═══ DATA EXTRACT ═══

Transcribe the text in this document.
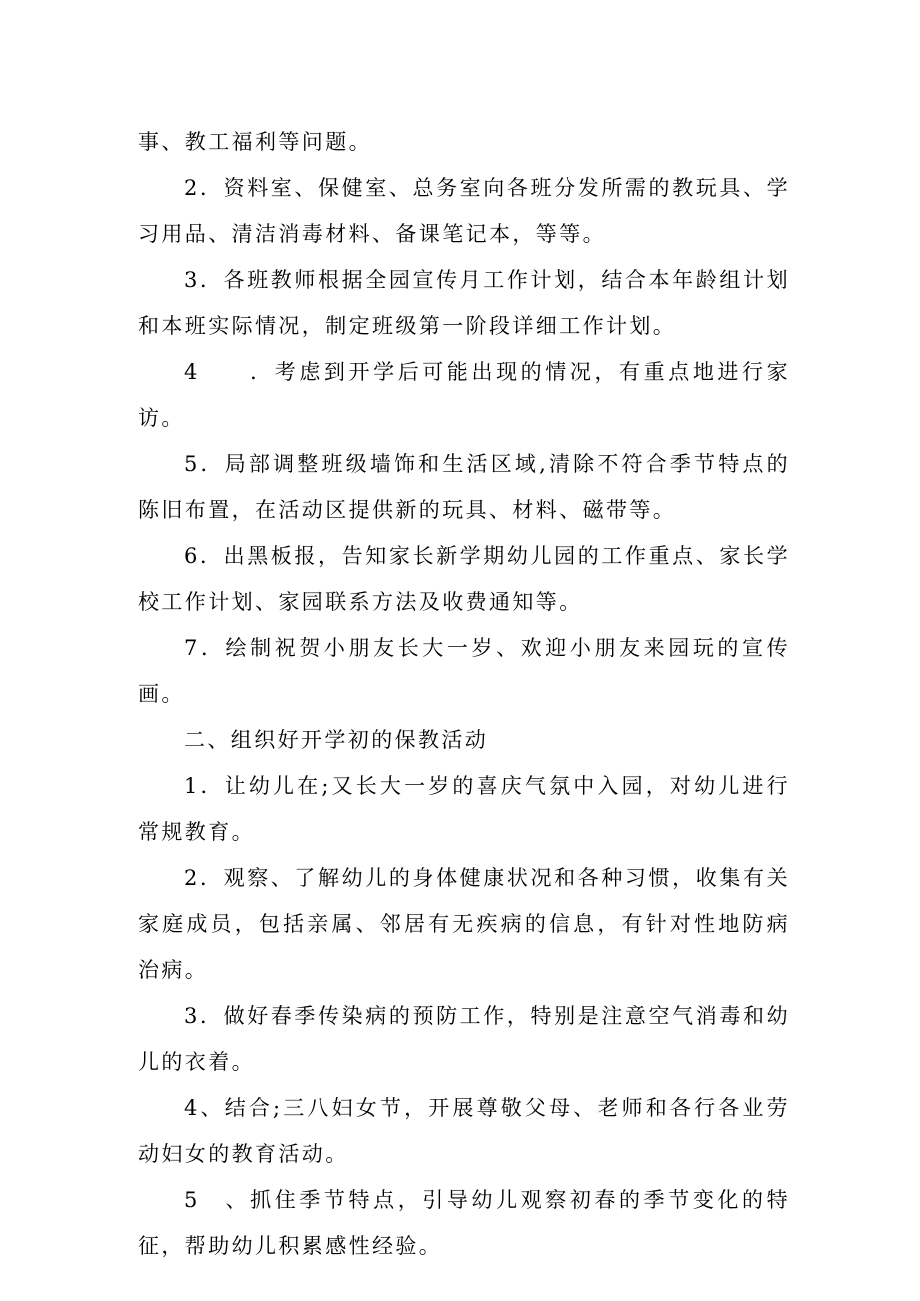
事、教工福利等问题。

2．资料室、保健室、总务室向各班分发所需的教玩具、学习用品、清洁消毒材料、备课笔记本，等等。

3．各班教师根据全园宣传月工作计划，结合本年龄组计划和本班实际情况，制定班级第一阶段详细工作计划。

4　　．考虑到开学后可能出现的情况，有重点地进行家访。

5．局部调整班级墙饰和生活区域,清除不符合季节特点的陈旧布置，在活动区提供新的玩具、材料、磁带等。

6．出黑板报，告知家长新学期幼儿园的工作重点、家长学校工作计划、家园联系方法及收费通知等。

7．绘制祝贺小朋友长大一岁、欢迎小朋友来园玩的宣传画。

二、组织好开学初的保教活动

1．让幼儿在;又长大一岁的喜庆气氛中入园，对幼儿进行常规教育。

2．观察、了解幼儿的身体健康状况和各种习惯，收集有关家庭成员，包括亲属、邻居有无疾病的信息，有针对性地防病治病。

3．做好春季传染病的预防工作，特别是注意空气消毒和幼儿的衣着。

4、结合;三八妇女节，开展尊敬父母、老师和各行各业劳动妇女的教育活动。

5　、抓住季节特点，引导幼儿观察初春的季节变化的特征，帮助幼儿积累感性经验。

═══

◆ **WHAT TO DO**: Repeat all the data as it stands, dropping any images it holds.

◆ **SOLUTION FOR THIS TASK**:
Transcribe the text in this document.
事、教工福利等问题。

2．资料室、保健室、总务室向各班分发所需的教玩具、学习用品、清洁消毒材料、备课笔记本，等等。

3．各班教师根据全园宣传月工作计划，结合本年龄组计划和本班实际情况，制定班级第一阶段详细工作计划。

4　　．考虑到开学后可能出现的情况，有重点地进行家访。

5．局部调整班级墙饰和生活区域,清除不符合季节特点的陈旧布置，在活动区提供新的玩具、材料、磁带等。

6．出黑板报，告知家长新学期幼儿园的工作重点、家长学校工作计划、家园联系方法及收费通知等。

7．绘制祝贺小朋友长大一岁、欢迎小朋友来园玩的宣传画。

二、组织好开学初的保教活动

1．让幼儿在;又长大一岁的喜庆气氛中入园，对幼儿进行常规教育。

2．观察、了解幼儿的身体健康状况和各种习惯，收集有关家庭成员，包括亲属、邻居有无疾病的信息，有针对性地防病治病。

3．做好春季传染病的预防工作，特别是注意空气消毒和幼儿的衣着。

4、结合;三八妇女节，开展尊敬父母、老师和各行各业劳动妇女的教育活动。

5　、抓住季节特点，引导幼儿观察初春的季节变化的特征，帮助幼儿积累感性经验。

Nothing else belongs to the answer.